··· Text block ···
The newsroom has traditionally been a “boys’ club”—and we are just beginning to see a shift in this mindset, both on cable and network news. For decades, Christiane Amanpour has been challenging that norm as a prominent news correspondent and a leader and role model for women (and all journalists) all over the world.

Growing up in both Tehran and England as the daughter of a Muslim from Iran and a Christian from the United Kingdom, she is fluent in both English and Farsi. Her family left Iran due to tensions between Iran and Iraq, which heavily impacted her father’s business. The dual perspective provided by these circumstances of her adolescence has likely been a foundation of the open point-of-view Amanpour brings to her news work and the empathy she offers in her programming.


Image Credit: Financial Tribune

Amanpour made her debut on the national news scene in 1983 at CNN and three years later was working as a producer-correspondent in their New York offices. By the late 1980s, she was sent to Europe, covering the fall of communism and the rise of democracy. She became more prominent as a television reporter during the Persian Gulf War in the early 1990s, covering the Iraqi invasion of Kuwait and the later United States involvement. From there Christiane moved to Iraq, reporting on the Kurdish revolt and then to Bosnia and Herzegovina – a move that put her in American living rooms on a regular basis. It is widely believed that her reporting on the conflict made our citizens more actively informed and aware of the atrocities occurring. Amanpour was sometimes criticized for her passionate editorials on and bias surrounding the conflict. But, as she told the Guardian, “There are some situations one simply cannot be neutral about, because when you are neutral you are an accomplice. Objectivity doesn’t mean treating all sides equally. It means giving each side a hearing.”
··· Supplied entries ···
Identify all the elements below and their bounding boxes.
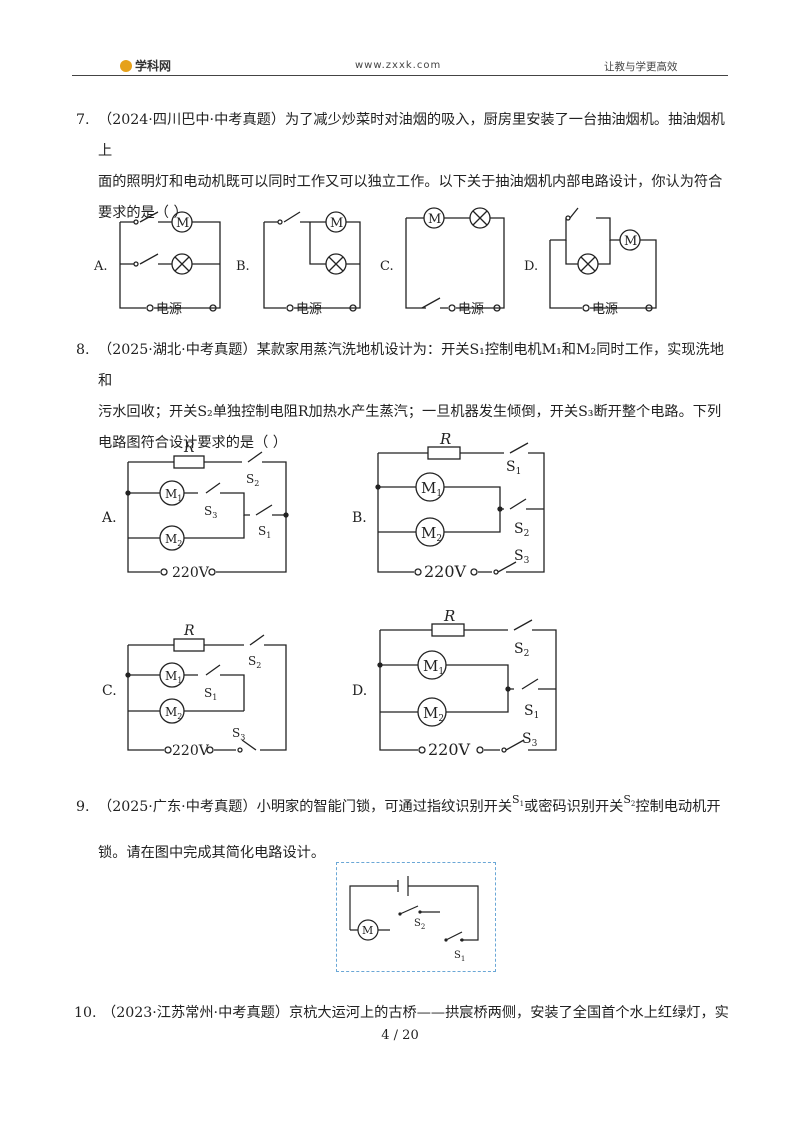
power-source-label: 电源 (458, 302, 484, 317)
switch-label: S1 (258, 524, 271, 540)
motor-symbol: M (176, 216, 189, 231)
question-number: 10. (74, 1005, 97, 1021)
switch-label: S2 (414, 918, 425, 931)
question-text-line: 污水回收；开关S₂单独控制电阻R加热水产生蒸汽；一旦机器发生倾倒，开关S₃断开整… (98, 404, 722, 420)
motor-symbol: M2 (165, 532, 182, 548)
question-text-line: 要求的是（ ） (98, 205, 188, 221)
switch-label: S1 (524, 703, 539, 721)
site-slogan: 让教与学更高效 (604, 61, 678, 73)
site-logo: 学科网 (120, 57, 171, 74)
question-number: 9. (76, 799, 90, 815)
power-source-label: 电源 (156, 302, 182, 317)
question-text-line: （2025·湖北·中考真题）某款家用蒸汽洗地机设计为：开关S₁控制电机M₁和M₂… (98, 342, 724, 389)
switch-label: S2 (246, 472, 259, 488)
motor-symbol: M2 (165, 705, 182, 721)
option-label: C. (380, 259, 394, 274)
motor-symbol: M2 (423, 704, 444, 724)
question-7: 7. （2024·四川巴中·中考真题）为了减少炒菜时对油烟的吸入，厨房里安装了一… (76, 105, 736, 229)
option-label: D. (352, 683, 367, 699)
question-number: 7. (76, 112, 90, 128)
logo-icon (120, 59, 132, 72)
q7-circuit-options: A. B. C. D. M M M M 电源 电源 电源 电源 (93, 207, 657, 317)
question-9: 9. （2025·广东·中考真题）小明家的智能门锁，可通过指纹识别开关S1或密码… (76, 792, 736, 869)
motor-symbol: M1 (165, 669, 182, 685)
voltage-label: 220V (172, 565, 210, 581)
motor-symbol: M1 (423, 657, 444, 677)
question-text-line: （2023·江苏常州·中考真题）京杭大运河上的古桥——拱宸桥两侧，安装了全国首个… (102, 1005, 729, 1021)
switch-label: S1 (506, 459, 521, 477)
option-label: A. (93, 259, 108, 274)
switch-label: S3 (204, 504, 217, 520)
option-label: B. (236, 259, 250, 274)
switch-label: S1 (454, 950, 465, 963)
resistor-label: R (183, 440, 195, 456)
voltage-label: 220V (428, 740, 471, 759)
question-8: 8. （2025·湖北·中考真题）某款家用蒸汽洗地机设计为：开关S₁控制电机M₁… (76, 335, 736, 459)
page-header: 学科网 www.zxxk.com 让教与学更高效 (0, 52, 800, 76)
switch-label: S2 (514, 641, 529, 659)
power-source-label: 电源 (592, 302, 618, 317)
question-number: 8. (76, 342, 90, 358)
question-10: 10. （2023·江苏常州·中考真题）京杭大运河上的古桥——拱宸桥两侧，安装了… (74, 998, 734, 1029)
resistor-label: R (439, 430, 451, 448)
resistor-label: R (183, 623, 195, 639)
switch-label: S2 (248, 654, 261, 670)
option-label: C. (102, 683, 117, 699)
option-label: A. (101, 510, 117, 526)
question-text-line: （2025·广东·中考真题）小明家的智能门锁，可通过指纹识别开关S1或密码识别开… (98, 793, 721, 815)
site-url: www.zxxk.com (355, 60, 442, 71)
motor-symbol: M (330, 216, 343, 231)
question-text-line: 锁。请在图中完成其简化电路设计。 (98, 845, 326, 862)
switch-label: S3 (522, 731, 538, 749)
switch-s1-inline: S1 (512, 793, 525, 809)
motor-symbol: M1 (421, 479, 442, 499)
motor-symbol: M (624, 234, 637, 249)
motor-symbol: M1 (165, 487, 182, 503)
motor-symbol: M (428, 212, 441, 227)
switch-s2-inline: S2 (623, 793, 636, 809)
q8-circuit-options: A. B. C. D. R R R R 220V 220V 220V 220V … (101, 430, 557, 759)
option-label: D. (524, 259, 538, 274)
question-text-line: （2024·四川巴中·中考真题）为了减少炒菜时对油烟的吸入，厨房里安装了一台抽油… (98, 112, 725, 159)
question-text-line: 面的照明灯和电动机既可以同时工作又可以独立工作。以下关于抽油烟机内部电路设计，你… (98, 174, 723, 190)
switch-label: S2 (514, 521, 529, 539)
q9-circuit-diagram: M S2 S1 (349, 876, 479, 963)
option-label: B. (352, 510, 367, 526)
switch-label: S3 (232, 726, 245, 742)
page-number: 4 / 20 (381, 1028, 419, 1043)
power-source-label: 电源 (296, 302, 322, 317)
header-divider (72, 75, 728, 76)
motor-symbol: M (362, 924, 373, 937)
switch-label: S3 (514, 548, 530, 566)
q9-answer-area[interactable] (336, 862, 496, 972)
motor-symbol: M2 (421, 524, 442, 544)
switch-label: S1 (204, 686, 217, 702)
voltage-label: 220V (172, 743, 210, 759)
question-text-line: 电路图符合设计要求的是（ ） (98, 435, 287, 451)
voltage-label: 220V (424, 562, 467, 581)
resistor-label: R (443, 607, 455, 625)
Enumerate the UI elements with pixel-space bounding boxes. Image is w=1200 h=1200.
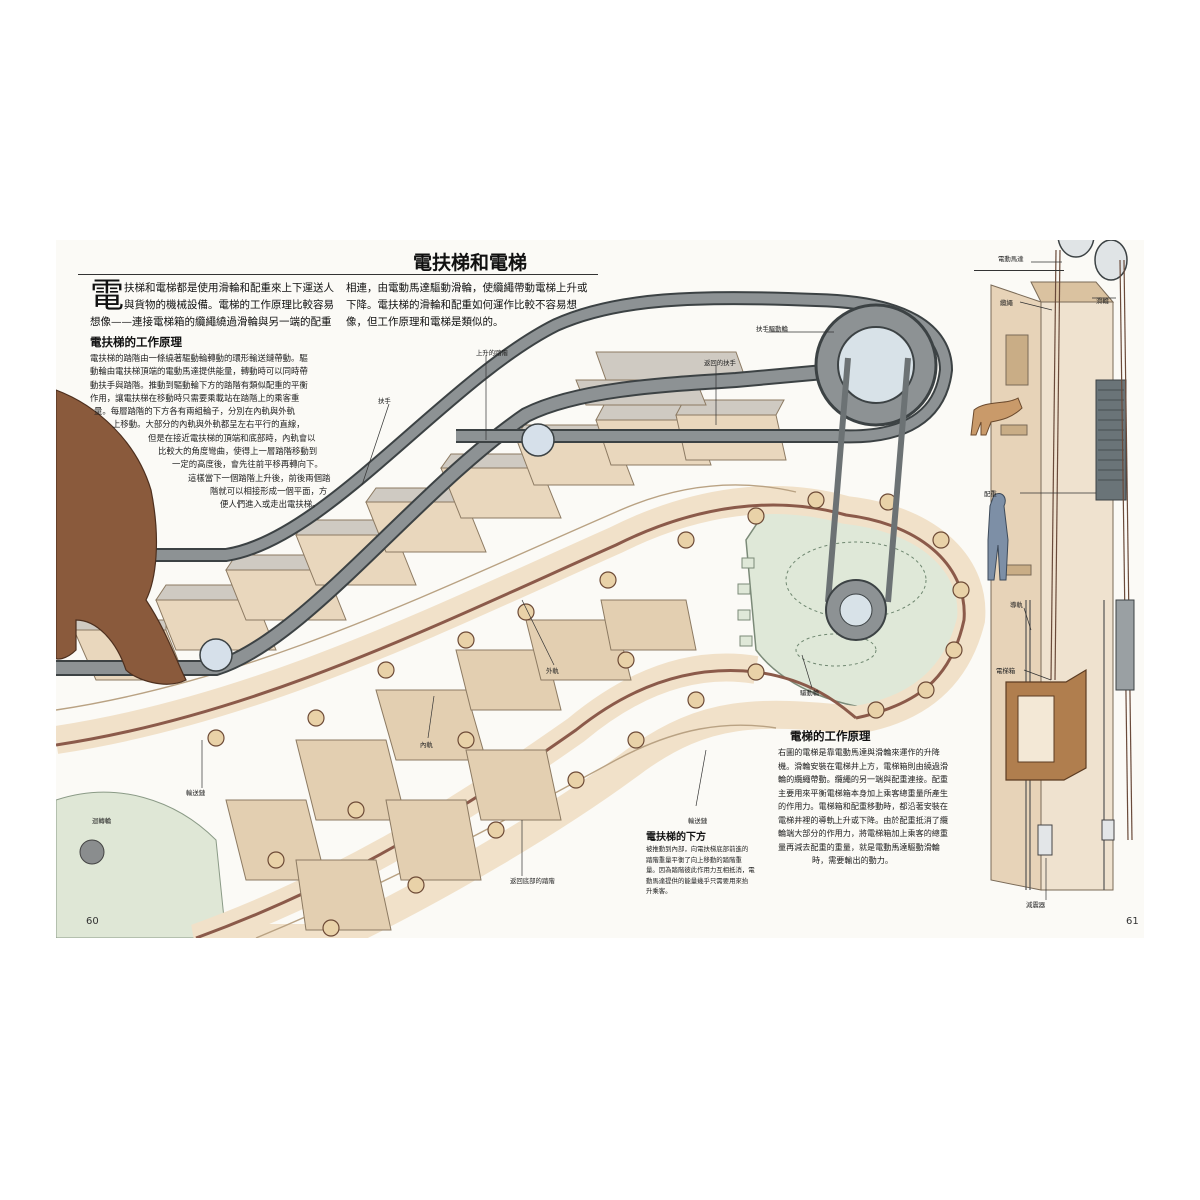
···
Set task |
Continue the Christiane Amanpour profile, starting after its last sentence. The items are separate material and have no connection to the Christiane Amanpour profile.

Written answer |
Christiane’s experience in conflict reporting has found her covering crises in Haiti, Afghanistan, Palestinian territories, Somalia, Rwanda, the Balkans, and she reported from Louisiana during Hurricane Katrina. Amanpour has also obtained interviews with world leaders that other reporters could not. She famously interviewed Palestinian leader Yasser Arafat live via telephone during the siege on his Ramallah compound in 2002, and the leader angrily hung up on her. She was the sole journalist reporting from the courtroom during Saddam Hussein’s 2004 trial and the last reporter to officially interview Libyan leader Muammar Gaddafi before he was overthrown and killed in 2011. She also secured the only interview with Egyptian president Hosni Mubarak during the Arab Spring.


Image Credit: Time

Currently, Amanpour works for two networks – an incredibly unique arrangement. She serves as global affairs anchor for ABC News and provides international commentary and analysis for their other news programs. She is also the chief international correspondent for CNN International and her show “Amanpour” permanently filled the spot vacated by Charlie Rose, who faces sexual harassment allegations.

Recently, Amanpour created a CNN documentary series called “Sex and Love Around the World,” seeking to examine cultural approaches to sex, love, relationships, and marriage. The series of composed of six episodes, each helmed by a female director. “I wanted to know how many women and girls understand that they have a right to their own happiness,” Amanpour told Variety. “It doesn’t happen in so many parts of the world for so many reasons — culturally, legally, religiously. Now I’m finding that this is changing and young women are becoming the agents of their own happiness. They’re investigating the full extent of what it means to be a human being.”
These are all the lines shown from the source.